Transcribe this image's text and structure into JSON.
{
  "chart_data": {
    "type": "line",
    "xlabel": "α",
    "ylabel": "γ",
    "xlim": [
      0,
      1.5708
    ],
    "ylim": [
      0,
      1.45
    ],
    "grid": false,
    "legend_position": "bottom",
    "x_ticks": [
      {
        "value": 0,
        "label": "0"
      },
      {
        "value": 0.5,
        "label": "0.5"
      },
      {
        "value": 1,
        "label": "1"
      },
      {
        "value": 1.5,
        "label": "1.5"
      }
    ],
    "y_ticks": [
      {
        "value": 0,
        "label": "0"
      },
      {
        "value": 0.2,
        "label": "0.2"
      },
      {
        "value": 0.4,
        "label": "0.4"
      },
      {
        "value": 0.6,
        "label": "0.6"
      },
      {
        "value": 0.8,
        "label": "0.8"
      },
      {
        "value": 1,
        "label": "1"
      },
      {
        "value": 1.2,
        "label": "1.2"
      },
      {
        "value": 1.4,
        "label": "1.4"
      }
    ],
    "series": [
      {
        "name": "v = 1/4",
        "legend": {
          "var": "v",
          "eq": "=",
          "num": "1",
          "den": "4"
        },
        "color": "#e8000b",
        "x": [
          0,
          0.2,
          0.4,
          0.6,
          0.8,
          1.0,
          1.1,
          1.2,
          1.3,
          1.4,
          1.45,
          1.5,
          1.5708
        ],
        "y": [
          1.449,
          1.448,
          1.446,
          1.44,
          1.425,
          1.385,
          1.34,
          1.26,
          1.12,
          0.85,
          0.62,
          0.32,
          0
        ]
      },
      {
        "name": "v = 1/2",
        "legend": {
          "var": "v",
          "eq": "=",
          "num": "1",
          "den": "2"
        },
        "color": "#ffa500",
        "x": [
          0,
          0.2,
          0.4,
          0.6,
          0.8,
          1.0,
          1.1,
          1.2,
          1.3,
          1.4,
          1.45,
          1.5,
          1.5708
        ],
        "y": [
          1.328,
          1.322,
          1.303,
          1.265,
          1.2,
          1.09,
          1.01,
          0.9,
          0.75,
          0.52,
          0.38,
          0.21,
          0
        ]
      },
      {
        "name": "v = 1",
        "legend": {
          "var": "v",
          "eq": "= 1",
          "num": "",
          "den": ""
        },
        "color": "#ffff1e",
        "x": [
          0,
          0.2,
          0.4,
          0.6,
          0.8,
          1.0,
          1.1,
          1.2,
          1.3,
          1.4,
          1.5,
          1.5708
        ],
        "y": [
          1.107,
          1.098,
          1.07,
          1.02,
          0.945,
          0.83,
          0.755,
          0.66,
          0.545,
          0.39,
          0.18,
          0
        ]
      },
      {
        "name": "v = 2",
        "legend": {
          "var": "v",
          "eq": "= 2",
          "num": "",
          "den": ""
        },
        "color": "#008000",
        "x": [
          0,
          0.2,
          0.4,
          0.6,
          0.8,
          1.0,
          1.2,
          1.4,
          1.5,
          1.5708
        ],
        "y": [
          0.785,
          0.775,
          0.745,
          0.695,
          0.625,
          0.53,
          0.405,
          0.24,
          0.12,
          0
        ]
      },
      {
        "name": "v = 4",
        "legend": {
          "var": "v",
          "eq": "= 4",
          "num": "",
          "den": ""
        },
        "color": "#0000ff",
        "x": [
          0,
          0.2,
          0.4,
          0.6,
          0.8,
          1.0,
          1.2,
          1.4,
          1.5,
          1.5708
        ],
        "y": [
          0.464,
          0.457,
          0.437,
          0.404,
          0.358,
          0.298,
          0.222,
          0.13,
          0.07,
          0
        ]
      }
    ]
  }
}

AIM OF THE TASK:
Print again each line of the listing above, exactly as it appears.

RIGHT ANSWER:
Transcribe this image's text and structure into JSON.
{
  "chart_data": {
    "type": "line",
    "xlabel": "α",
    "ylabel": "γ",
    "xlim": [
      0,
      1.5708
    ],
    "ylim": [
      0,
      1.45
    ],
    "grid": false,
    "legend_position": "bottom",
    "x_ticks": [
      {
        "value": 0,
        "label": "0"
      },
      {
        "value": 0.5,
        "label": "0.5"
      },
      {
        "value": 1,
        "label": "1"
      },
      {
        "value": 1.5,
        "label": "1.5"
      }
    ],
    "y_ticks": [
      {
        "value": 0,
        "label": "0"
      },
      {
        "value": 0.2,
        "label": "0.2"
      },
      {
        "value": 0.4,
        "label": "0.4"
      },
      {
        "value": 0.6,
        "label": "0.6"
      },
      {
        "value": 0.8,
        "label": "0.8"
      },
      {
        "value": 1,
        "label": "1"
      },
      {
        "value": 1.2,
        "label": "1.2"
      },
      {
        "value": 1.4,
        "label": "1.4"
      }
    ],
    "series": [
      {
        "name": "v = 1/4",
        "legend": {
          "var": "v",
          "eq": "=",
          "num": "1",
          "den": "4"
        },
        "color": "#e8000b",
        "x": [
          0,
          0.2,
          0.4,
          0.6,
          0.8,
          1.0,
          1.1,
          1.2,
          1.3,
          1.4,
          1.45,
          1.5,
          1.5708
        ],
        "y": [
          1.449,
          1.448,
          1.446,
          1.44,
          1.425,
          1.385,
          1.34,
          1.26,
          1.12,
          0.85,
          0.62,
          0.32,
          0
        ]
      },
      {
        "name": "v = 1/2",
        "legend": {
          "var": "v",
          "eq": "=",
          "num": "1",
          "den": "2"
        },
        "color": "#ffa500",
        "x": [
          0,
          0.2,
          0.4,
          0.6,
          0.8,
          1.0,
          1.1,
          1.2,
          1.3,
          1.4,
          1.45,
          1.5,
          1.5708
        ],
        "y": [
          1.328,
          1.322,
          1.303,
          1.265,
          1.2,
          1.09,
          1.01,
          0.9,
          0.75,
          0.52,
          0.38,
          0.21,
          0
        ]
      },
      {
        "name": "v = 1",
        "legend": {
          "var": "v",
          "eq": "= 1",
          "num": "",
          "den": ""
        },
        "color": "#ffff1e",
        "x": [
          0,
          0.2,
          0.4,
          0.6,
          0.8,
          1.0,
          1.1,
          1.2,
          1.3,
          1.4,
          1.5,
          1.5708
        ],
        "y": [
          1.107,
          1.098,
          1.07,
          1.02,
          0.945,
          0.83,
          0.755,
          0.66,
          0.545,
          0.39,
          0.18,
          0
        ]
      },
      {
        "name": "v = 2",
        "legend": {
          "var": "v",
          "eq": "= 2",
          "num": "",
          "den": ""
        },
        "color": "#008000",
        "x": [
          0,
          0.2,
          0.4,
          0.6,
          0.8,
          1.0,
          1.2,
          1.4,
          1.5,
          1.5708
        ],
        "y": [
          0.785,
          0.775,
          0.745,
          0.695,
          0.625,
          0.53,
          0.405,
          0.24,
          0.12,
          0
        ]
      },
      {
        "name": "v = 4",
        "legend": {
          "var": "v",
          "eq": "= 4",
          "num": "",
          "den": ""
        },
        "color": "#0000ff",
        "x": [
          0,
          0.2,
          0.4,
          0.6,
          0.8,
          1.0,
          1.2,
          1.4,
          1.5,
          1.5708
        ],
        "y": [
          0.464,
          0.457,
          0.437,
          0.404,
          0.358,
          0.298,
          0.222,
          0.13,
          0.07,
          0
        ]
      }
    ]
  }
}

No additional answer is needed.